* _EXERCISE_: In the rows starting with the line with "- disclaimer-line: 할" and going on through the line with "- document-title-korean: 물질", change "해당없음" to "해당 없음" and give those lines again with everything else left the same.

* _GIVEN DATA_:
______________________________
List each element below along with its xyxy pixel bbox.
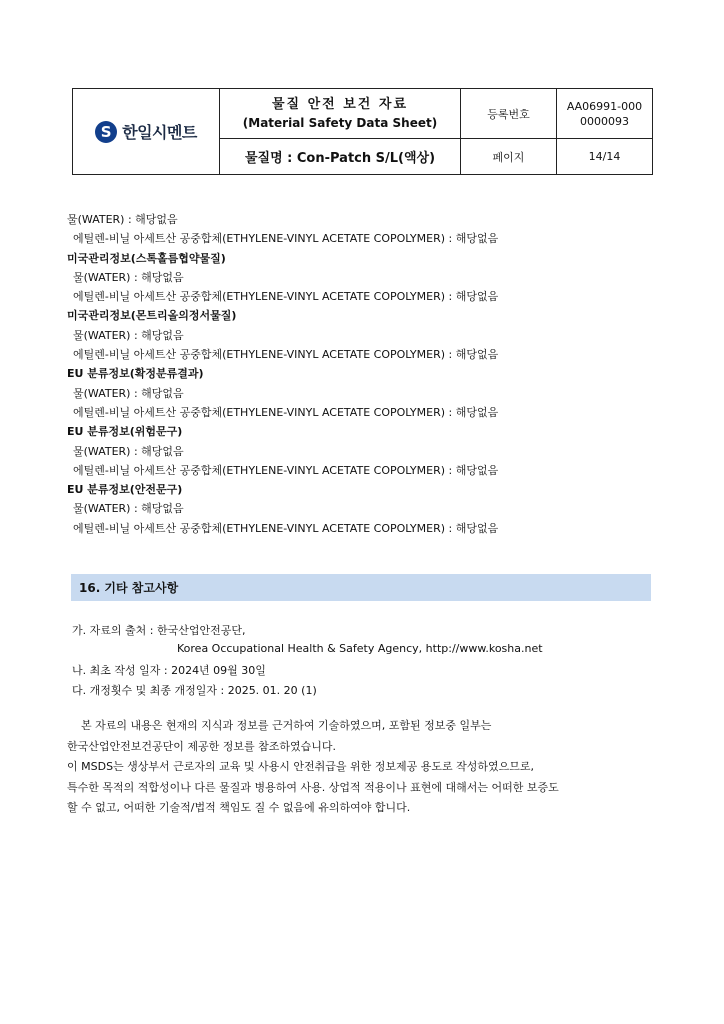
- disclaimer-line: 할 수 없고, 어떠한 기술적/법적 책임도 질 수 없음에 유의하여야 합니다.: [67, 801, 411, 814]
- disclaimer-line: 이 MSDS는 생상부서 근로자의 교육 및 사용시 안전취급을 위한 정보제공 용도로 작성하였으므로,: [67, 760, 535, 773]
- info-line: 에틸렌-비닐 아세트산 공중합체(ETHYLENE-VINYL ACETATE COPOLYMER) : 해당없음: [73, 348, 499, 362]
- revision-info: 다. 개정횟수 및 최종 개정일자 : 2025. 01. 20 (1): [72, 684, 317, 697]
- info-line: 물(WATER) : 해당없음: [73, 386, 184, 400]
- info-line: 에틸렌-비닐 아세트산 공중합체(ETHYLENE-VINYL ACETATE COPOLYMER) : 해당없음: [73, 232, 499, 246]
- info-line: 물(WATER) : 해당없음: [67, 213, 178, 226]
- document-title-cell: [220, 89, 461, 139]
- info-heading: EU 분류정보(확정분류결과): [67, 367, 204, 381]
- info-heading: EU 분류정보(위험문구): [67, 425, 183, 439]
- info-heading: EU 분류정보(안전문구): [67, 483, 183, 497]
- info-line: 에틸렌-비닐 아세트산 공중합체(ETHYLENE-VINYL ACETATE COPOLYMER) : 해당없음: [73, 521, 499, 535]
- header-table: [72, 88, 653, 175]
- disclaimer-line: 특수한 목적의 적합성이나 다른 물질과 병용하여 사용. 상업적 적용이나 표현에 대해서는 어떠한 보증도: [67, 780, 559, 794]
- info-line: 에틸렌-비닐 아세트산 공중합체(ETHYLENE-VINYL ACETATE COPOLYMER) : 해당없음: [73, 290, 499, 304]
- source-agency-line: Korea Occupational Health & Safety Agency, http://www.kosha.net: [177, 642, 543, 655]
- info-line: 물(WATER) : 해당없음: [73, 328, 184, 342]
- company-logo: [73, 120, 219, 143]
- logo-text: 한일시멘트: [122, 123, 197, 142]
- section-16-title: 16. 기타 참고사항: [79, 581, 179, 595]
- regulatory-info-list: [67, 210, 667, 538]
- logo-mark-icon: S: [95, 121, 117, 143]
- info-heading: 미국관리정보(스톡홀름협약물질): [67, 251, 226, 265]
- info-heading: 미국관리정보(몬트리올의정서물질): [67, 309, 237, 323]
- company-logo-cell: [73, 89, 220, 175]
- disclaimer-line: 본 자료의 내용은 현재의 지식과 정보를 근거하여 기술하였으며, 포함된 정보중 일부는: [67, 719, 492, 732]
- disclaimer-paragraph: [67, 716, 667, 819]
- disclaimer-line: 한국산업안전보건공단이 제공한 정보를 참조하였습니다.: [67, 739, 337, 753]
- page-number: 14/14: [557, 139, 653, 175]
- document-title-korean: 물질 안전 보건 자료: [271, 97, 409, 112]
- registration-number-line2: 0000093: [580, 114, 629, 128]
- source-line: 가. 자료의 출처 : 한국산업안전공단,: [72, 624, 246, 637]
- section-16-header: [71, 574, 651, 601]
- registration-number-line1: AA06991-000: [566, 99, 643, 113]
- document-title-english: (Material Safety Data Sheet): [242, 116, 438, 130]
- page-label: 페이지: [461, 139, 557, 175]
- registration-label: 등록번호: [461, 89, 557, 139]
- info-line: 에틸렌-비닐 아세트산 공중합체(ETHYLENE-VINYL ACETATE COPOLYMER) : 해당없음: [73, 463, 499, 477]
- first-written-date: 나. 최초 작성 일자 : 2024년 09월 30일: [72, 664, 266, 677]
- registration-number: [557, 89, 653, 139]
- info-line: 물(WATER) : 해당없음: [73, 444, 184, 458]
- product-name: 물질명 : Con-Patch S/L(액상): [220, 139, 461, 175]
- info-line: 물(WATER) : 해당없음: [73, 270, 184, 284]
- info-line: 물(WATER) : 해당없음: [73, 502, 184, 516]
- info-line: 에틸렌-비닐 아세트산 공중합체(ETHYLENE-VINYL ACETATE COPOLYMER) : 해당없음: [73, 405, 499, 419]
______________________________
* _FINAL RESULT_:
- disclaimer-line: 할 수 없고, 어떠한 기술적/법적 책임도 질 수 없음에 유의하여야 합니다.: [67, 801, 411, 814]
- disclaimer-line: 이 MSDS는 생상부서 근로자의 교육 및 사용시 안전취급을 위한 정보제공 용도로 작성하였으므로,: [67, 760, 535, 773]
- info-line: 에틸렌-비닐 아세트산 공중합체(ETHYLENE-VINYL ACETATE COPOLYMER) : 해당 없음: [73, 348, 499, 362]
- revision-info: 다. 개정횟수 및 최종 개정일자 : 2025. 01. 20 (1): [72, 684, 317, 697]
- info-line: 물(WATER) : 해당 없음: [73, 386, 184, 400]
- info-line: 에틸렌-비닐 아세트산 공중합체(ETHYLENE-VINYL ACETATE COPOLYMER) : 해당 없음: [73, 232, 499, 246]
- info-line: 물(WATER) : 해당 없음: [67, 213, 178, 226]
- document-title-cell: [220, 89, 461, 139]
- info-heading: EU 분류정보(확정분류결과): [67, 367, 204, 381]
- info-heading: EU 분류정보(위험문구): [67, 425, 183, 439]
- info-heading: EU 분류정보(안전문구): [67, 483, 183, 497]
- info-line: 에틸렌-비닐 아세트산 공중합체(ETHYLENE-VINYL ACETATE COPOLYMER) : 해당 없음: [73, 521, 499, 535]
- header-table: [72, 88, 653, 175]
- disclaimer-line: 특수한 목적의 적합성이나 다른 물질과 병용하여 사용. 상업적 적용이나 표현에 대해서는 어떠한 보증도: [67, 780, 559, 794]
- info-line: 에틸렌-비닐 아세트산 공중합체(ETHYLENE-VINYL ACETATE COPOLYMER) : 해당 없음: [73, 290, 499, 304]
- source-agency-line: Korea Occupational Health & Safety Agency, http://www.kosha.net: [177, 642, 543, 655]
- info-line: 물(WATER) : 해당 없음: [73, 328, 184, 342]
- company-logo: [73, 120, 219, 143]
- logo-text: 한일시멘트: [122, 123, 197, 142]
- section-16-title: 16. 기타 참고사항: [79, 581, 179, 595]
- regulatory-info-list: [67, 210, 667, 538]
- logo-mark-icon: S: [95, 121, 117, 143]
- info-heading: 미국관리정보(스톡홀름협약물질): [67, 251, 226, 265]
- info-heading: 미국관리정보(몬트리올의정서물질): [67, 309, 237, 323]
- company-logo-cell: [73, 89, 220, 175]
- disclaimer-line: 본 자료의 내용은 현재의 지식과 정보를 근거하여 기술하였으며, 포함된 정보중 일부는: [67, 719, 492, 732]
- disclaimer-paragraph: [67, 716, 667, 819]
- disclaimer-line: 한국산업안전보건공단이 제공한 정보를 참조하였습니다.: [67, 739, 337, 753]
- page-number: 14/14: [557, 139, 653, 175]
- document-title-korean: 물질 안전 보건 자료: [271, 97, 409, 112]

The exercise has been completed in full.